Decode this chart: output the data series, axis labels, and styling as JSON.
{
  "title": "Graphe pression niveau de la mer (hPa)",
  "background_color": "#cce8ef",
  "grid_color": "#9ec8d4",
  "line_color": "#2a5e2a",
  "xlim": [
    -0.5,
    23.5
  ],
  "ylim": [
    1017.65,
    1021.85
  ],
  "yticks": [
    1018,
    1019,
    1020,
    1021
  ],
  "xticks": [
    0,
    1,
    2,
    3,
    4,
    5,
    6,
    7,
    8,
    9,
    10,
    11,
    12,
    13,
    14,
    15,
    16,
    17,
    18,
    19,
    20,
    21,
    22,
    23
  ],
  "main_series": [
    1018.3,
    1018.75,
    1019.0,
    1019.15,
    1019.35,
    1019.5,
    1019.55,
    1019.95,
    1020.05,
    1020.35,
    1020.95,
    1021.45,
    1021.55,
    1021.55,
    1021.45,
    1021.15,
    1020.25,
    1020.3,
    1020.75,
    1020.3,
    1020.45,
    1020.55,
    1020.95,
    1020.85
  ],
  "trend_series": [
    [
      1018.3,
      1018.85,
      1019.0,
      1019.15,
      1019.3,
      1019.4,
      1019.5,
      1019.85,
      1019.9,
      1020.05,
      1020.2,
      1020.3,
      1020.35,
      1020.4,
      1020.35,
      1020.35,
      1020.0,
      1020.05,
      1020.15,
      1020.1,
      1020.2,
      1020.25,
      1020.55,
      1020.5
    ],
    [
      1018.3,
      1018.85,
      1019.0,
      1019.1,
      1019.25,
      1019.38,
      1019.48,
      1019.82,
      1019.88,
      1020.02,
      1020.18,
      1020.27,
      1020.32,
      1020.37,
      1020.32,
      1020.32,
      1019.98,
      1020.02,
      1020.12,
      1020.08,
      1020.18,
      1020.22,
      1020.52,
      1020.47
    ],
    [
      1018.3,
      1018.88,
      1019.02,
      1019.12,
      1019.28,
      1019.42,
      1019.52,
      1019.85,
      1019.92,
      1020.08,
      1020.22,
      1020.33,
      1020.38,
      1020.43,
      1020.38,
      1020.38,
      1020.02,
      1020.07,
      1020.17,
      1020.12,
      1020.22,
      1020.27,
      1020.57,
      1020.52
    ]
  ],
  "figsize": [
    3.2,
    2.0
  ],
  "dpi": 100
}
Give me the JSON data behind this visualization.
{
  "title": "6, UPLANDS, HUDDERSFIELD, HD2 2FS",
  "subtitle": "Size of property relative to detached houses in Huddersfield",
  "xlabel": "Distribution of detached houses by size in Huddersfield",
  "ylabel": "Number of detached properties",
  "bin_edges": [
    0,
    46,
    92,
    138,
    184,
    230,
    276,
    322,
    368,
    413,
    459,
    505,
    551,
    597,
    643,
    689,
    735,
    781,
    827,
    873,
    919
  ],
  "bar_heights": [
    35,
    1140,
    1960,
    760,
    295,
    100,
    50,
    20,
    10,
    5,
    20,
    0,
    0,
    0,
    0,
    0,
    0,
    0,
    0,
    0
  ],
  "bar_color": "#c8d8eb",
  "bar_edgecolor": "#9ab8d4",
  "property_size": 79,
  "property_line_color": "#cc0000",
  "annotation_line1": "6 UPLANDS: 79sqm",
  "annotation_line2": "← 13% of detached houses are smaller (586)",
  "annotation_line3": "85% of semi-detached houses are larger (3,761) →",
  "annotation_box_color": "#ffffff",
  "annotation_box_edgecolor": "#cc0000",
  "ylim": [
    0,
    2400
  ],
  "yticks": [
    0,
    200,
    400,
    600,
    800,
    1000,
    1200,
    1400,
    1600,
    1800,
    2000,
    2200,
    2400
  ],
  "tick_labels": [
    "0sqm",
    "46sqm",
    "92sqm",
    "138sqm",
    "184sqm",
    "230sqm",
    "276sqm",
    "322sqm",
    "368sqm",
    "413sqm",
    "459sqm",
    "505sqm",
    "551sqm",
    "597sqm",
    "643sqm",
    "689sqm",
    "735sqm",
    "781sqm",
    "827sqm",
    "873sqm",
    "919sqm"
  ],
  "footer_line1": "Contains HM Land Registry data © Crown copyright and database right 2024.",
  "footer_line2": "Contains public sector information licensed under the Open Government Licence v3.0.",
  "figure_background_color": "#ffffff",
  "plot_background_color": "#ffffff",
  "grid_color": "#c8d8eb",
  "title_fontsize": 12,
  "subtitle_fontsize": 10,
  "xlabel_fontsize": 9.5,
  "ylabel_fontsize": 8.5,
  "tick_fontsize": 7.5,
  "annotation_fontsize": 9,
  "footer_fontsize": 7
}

══════════

§ WHAT TO PRODUCE: Transcribe every line of the data, exactly as it stands.

§ PROBLEM SOLUTION:
Decode this chart: output the data series, axis labels, and styling as JSON.
{
  "title": "Graphe pression niveau de la mer (hPa)",
  "background_color": "#cce8ef",
  "grid_color": "#9ec8d4",
  "line_color": "#2a5e2a",
  "xlim": [
    -0.5,
    23.5
  ],
  "ylim": [
    1017.65,
    1021.85
  ],
  "yticks": [
    1018,
    1019,
    1020,
    1021
  ],
  "xticks": [
    0,
    1,
    2,
    3,
    4,
    5,
    6,
    7,
    8,
    9,
    10,
    11,
    12,
    13,
    14,
    15,
    16,
    17,
    18,
    19,
    20,
    21,
    22,
    23
  ],
  "main_series": [
    1018.3,
    1018.75,
    1019.0,
    1019.15,
    1019.35,
    1019.5,
    1019.55,
    1019.95,
    1020.05,
    1020.35,
    1020.95,
    1021.45,
    1021.55,
    1021.55,
    1021.45,
    1021.15,
    1020.25,
    1020.3,
    1020.75,
    1020.3,
    1020.45,
    1020.55,
    1020.95,
    1020.85
  ],
  "trend_series": [
    [
      1018.3,
      1018.85,
      1019.0,
      1019.15,
      1019.3,
      1019.4,
      1019.5,
      1019.85,
      1019.9,
      1020.05,
      1020.2,
      1020.3,
      1020.35,
      1020.4,
      1020.35,
      1020.35,
      1020.0,
      1020.05,
      1020.15,
      1020.1,
      1020.2,
      1020.25,
      1020.55,
      1020.5
    ],
    [
      1018.3,
      1018.85,
      1019.0,
      1019.1,
      1019.25,
      1019.38,
      1019.48,
      1019.82,
      1019.88,
      1020.02,
      1020.18,
      1020.27,
      1020.32,
      1020.37,
      1020.32,
      1020.32,
      1019.98,
      1020.02,
      1020.12,
      1020.08,
      1020.18,
      1020.22,
      1020.52,
      1020.47
    ],
    [
      1018.3,
      1018.88,
      1019.02,
      1019.12,
      1019.28,
      1019.42,
      1019.52,
      1019.85,
      1019.92,
      1020.08,
      1020.22,
      1020.33,
      1020.38,
      1020.43,
      1020.38,
      1020.38,
      1020.02,
      1020.07,
      1020.17,
      1020.12,
      1020.22,
      1020.27,
      1020.57,
      1020.52
    ]
  ],
  "figsize": [
    3.2,
    2.0
  ],
  "dpi": 100
}
Give me the JSON data behind this visualization.
{
  "title": "6, UPLANDS, HUDDERSFIELD, HD2 2FS",
  "subtitle": "Size of property relative to detached houses in Huddersfield",
  "xlabel": "Distribution of detached houses by size in Huddersfield",
  "ylabel": "Number of detached properties",
  "bin_edges": [
    0,
    46,
    92,
    138,
    184,
    230,
    276,
    322,
    368,
    413,
    459,
    505,
    551,
    597,
    643,
    689,
    735,
    781,
    827,
    873,
    919
  ],
  "bar_heights": [
    35,
    1140,
    1960,
    760,
    295,
    100,
    50,
    20,
    10,
    5,
    20,
    0,
    0,
    0,
    0,
    0,
    0,
    0,
    0,
    0
  ],
  "bar_color": "#c8d8eb",
  "bar_edgecolor": "#9ab8d4",
  "property_size": 79,
  "property_line_color": "#cc0000",
  "annotation_line1": "6 UPLANDS: 79sqm",
  "annotation_line2": "← 13% of detached houses are smaller (586)",
  "annotation_line3": "85% of semi-detached houses are larger (3,761) →",
  "annotation_box_color": "#ffffff",
  "annotation_box_edgecolor": "#cc0000",
  "ylim": [
    0,
    2400
  ],
  "yticks": [
    0,
    200,
    400,
    600,
    800,
    1000,
    1200,
    1400,
    1600,
    1800,
    2000,
    2200,
    2400
  ],
  "tick_labels": [
    "0sqm",
    "46sqm",
    "92sqm",
    "138sqm",
    "184sqm",
    "230sqm",
    "276sqm",
    "322sqm",
    "368sqm",
    "413sqm",
    "459sqm",
    "505sqm",
    "551sqm",
    "597sqm",
    "643sqm",
    "689sqm",
    "735sqm",
    "781sqm",
    "827sqm",
    "873sqm",
    "919sqm"
  ],
  "footer_line1": "Contains HM Land Registry data © Crown copyright and database right 2024.",
  "footer_line2": "Contains public sector information licensed under the Open Government Licence v3.0.",
  "figure_background_color": "#ffffff",
  "plot_background_color": "#ffffff",
  "grid_color": "#c8d8eb",
  "title_fontsize": 12,
  "subtitle_fontsize": 10,
  "xlabel_fontsize": 9.5,
  "ylabel_fontsize": 8.5,
  "tick_fontsize": 7.5,
  "annotation_fontsize": 9,
  "footer_fontsize": 7
}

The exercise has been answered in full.